● Set problem: Leave the pictures out. Return all other data exactly.

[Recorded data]
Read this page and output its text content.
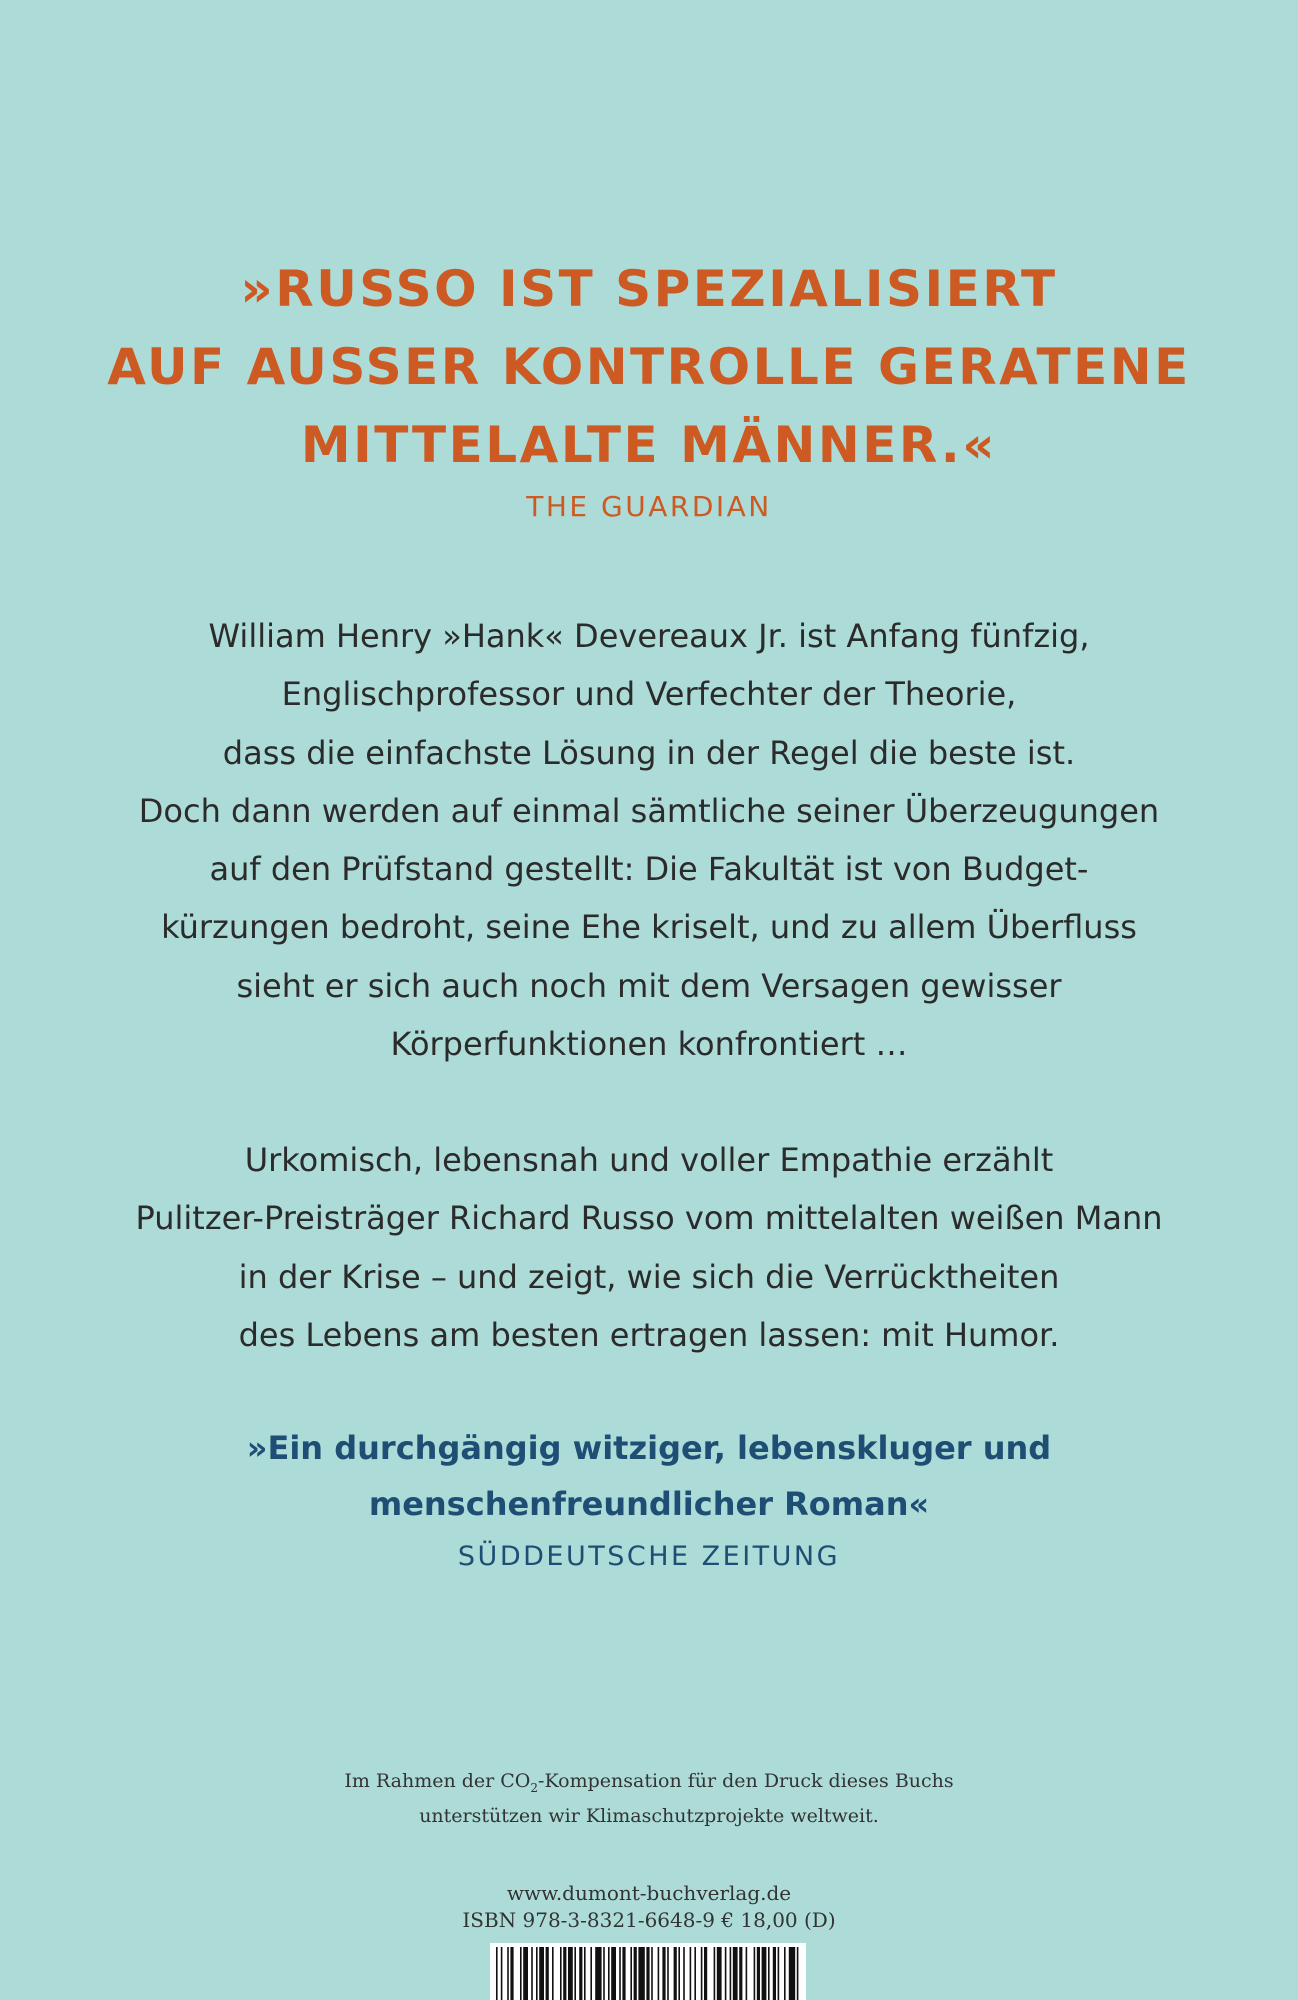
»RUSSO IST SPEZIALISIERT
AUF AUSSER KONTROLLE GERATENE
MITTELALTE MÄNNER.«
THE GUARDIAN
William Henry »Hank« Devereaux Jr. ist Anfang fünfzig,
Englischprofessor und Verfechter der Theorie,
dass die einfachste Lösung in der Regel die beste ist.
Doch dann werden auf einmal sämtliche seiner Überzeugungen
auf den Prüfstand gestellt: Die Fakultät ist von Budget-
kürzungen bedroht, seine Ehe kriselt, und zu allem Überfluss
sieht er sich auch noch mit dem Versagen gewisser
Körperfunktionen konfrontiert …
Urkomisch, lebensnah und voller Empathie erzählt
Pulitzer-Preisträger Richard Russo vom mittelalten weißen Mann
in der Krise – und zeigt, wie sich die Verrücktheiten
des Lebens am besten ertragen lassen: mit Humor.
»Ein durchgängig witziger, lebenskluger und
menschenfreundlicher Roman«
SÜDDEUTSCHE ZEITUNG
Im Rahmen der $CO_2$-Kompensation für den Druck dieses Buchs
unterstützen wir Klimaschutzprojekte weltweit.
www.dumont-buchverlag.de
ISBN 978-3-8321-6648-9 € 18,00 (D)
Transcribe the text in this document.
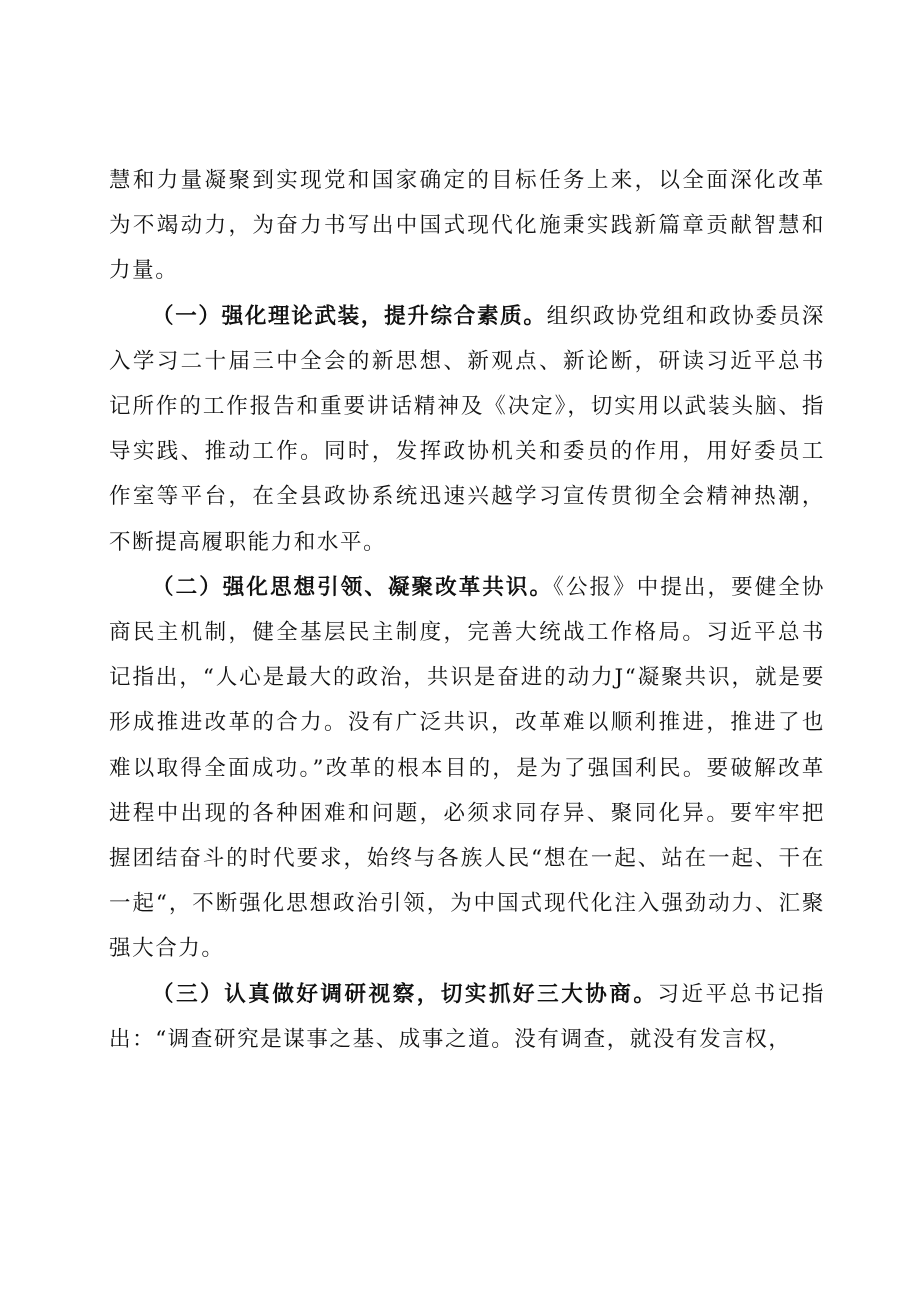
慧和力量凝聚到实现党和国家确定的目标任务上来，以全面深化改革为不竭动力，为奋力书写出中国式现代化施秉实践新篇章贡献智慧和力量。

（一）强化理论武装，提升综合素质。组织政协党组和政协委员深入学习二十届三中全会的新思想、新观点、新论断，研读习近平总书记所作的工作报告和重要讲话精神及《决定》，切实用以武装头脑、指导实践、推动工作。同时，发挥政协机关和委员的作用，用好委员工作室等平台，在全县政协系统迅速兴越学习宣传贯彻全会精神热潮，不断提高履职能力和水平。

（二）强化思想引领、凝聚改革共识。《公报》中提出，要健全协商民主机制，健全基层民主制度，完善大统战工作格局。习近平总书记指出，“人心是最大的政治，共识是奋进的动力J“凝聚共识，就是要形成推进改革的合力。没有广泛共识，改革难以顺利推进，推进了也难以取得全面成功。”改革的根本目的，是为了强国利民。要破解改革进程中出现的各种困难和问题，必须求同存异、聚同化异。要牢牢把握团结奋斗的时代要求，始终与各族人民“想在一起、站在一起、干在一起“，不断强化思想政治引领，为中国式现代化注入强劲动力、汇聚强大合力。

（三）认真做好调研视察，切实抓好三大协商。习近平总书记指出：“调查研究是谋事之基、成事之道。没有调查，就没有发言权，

● Task result:
Read this page and output its text content.
»RUSSO IST SPEZIALISIERT
AUF AUSSER KONTROLLE GERATENE
MITTELALTE MÄNNER.«
THE GUARDIAN
William Henry »Hank« Devereaux Jr. ist Anfang fünfzig,
Englischprofessor und Verfechter der Theorie,
dass die einfachste Lösung in der Regel die beste ist.
Doch dann werden auf einmal sämtliche seiner Überzeugungen
auf den Prüfstand gestellt: Die Fakultät ist von Budget-
kürzungen bedroht, seine Ehe kriselt, und zu allem Überfluss
sieht er sich auch noch mit dem Versagen gewisser
Körperfunktionen konfrontiert …
Urkomisch, lebensnah und voller Empathie erzählt
Pulitzer-Preisträger Richard Russo vom mittelalten weißen Mann
in der Krise – und zeigt, wie sich die Verrücktheiten
des Lebens am besten ertragen lassen: mit Humor.
»Ein durchgängig witziger, lebenskluger und
menschenfreundlicher Roman«
SÜDDEUTSCHE ZEITUNG
Im Rahmen der $CO_2$-Kompensation für den Druck dieses Buchs
unterstützen wir Klimaschutzprojekte weltweit.
www.dumont-buchverlag.de
ISBN 978-3-8321-6648-9 € 18,00 (D)
Transcribe the text in this document.
慧和力量凝聚到实现党和国家确定的目标任务上来，以全面深化改革为不竭动力，为奋力书写出中国式现代化施秉实践新篇章贡献智慧和力量。

（一）强化理论武装，提升综合素质。组织政协党组和政协委员深入学习二十届三中全会的新思想、新观点、新论断，研读习近平总书记所作的工作报告和重要讲话精神及《决定》，切实用以武装头脑、指导实践、推动工作。同时，发挥政协机关和委员的作用，用好委员工作室等平台，在全县政协系统迅速兴越学习宣传贯彻全会精神热潮，不断提高履职能力和水平。

（二）强化思想引领、凝聚改革共识。《公报》中提出，要健全协商民主机制，健全基层民主制度，完善大统战工作格局。习近平总书记指出，“人心是最大的政治，共识是奋进的动力J“凝聚共识，就是要形成推进改革的合力。没有广泛共识，改革难以顺利推进，推进了也难以取得全面成功。”改革的根本目的，是为了强国利民。要破解改革进程中出现的各种困难和问题，必须求同存异、聚同化异。要牢牢把握团结奋斗的时代要求，始终与各族人民“想在一起、站在一起、干在一起“，不断强化思想政治引领，为中国式现代化注入强劲动力、汇聚强大合力。

（三）认真做好调研视察，切实抓好三大协商。习近平总书记指出：“调查研究是谋事之基、成事之道。没有调查，就没有发言权，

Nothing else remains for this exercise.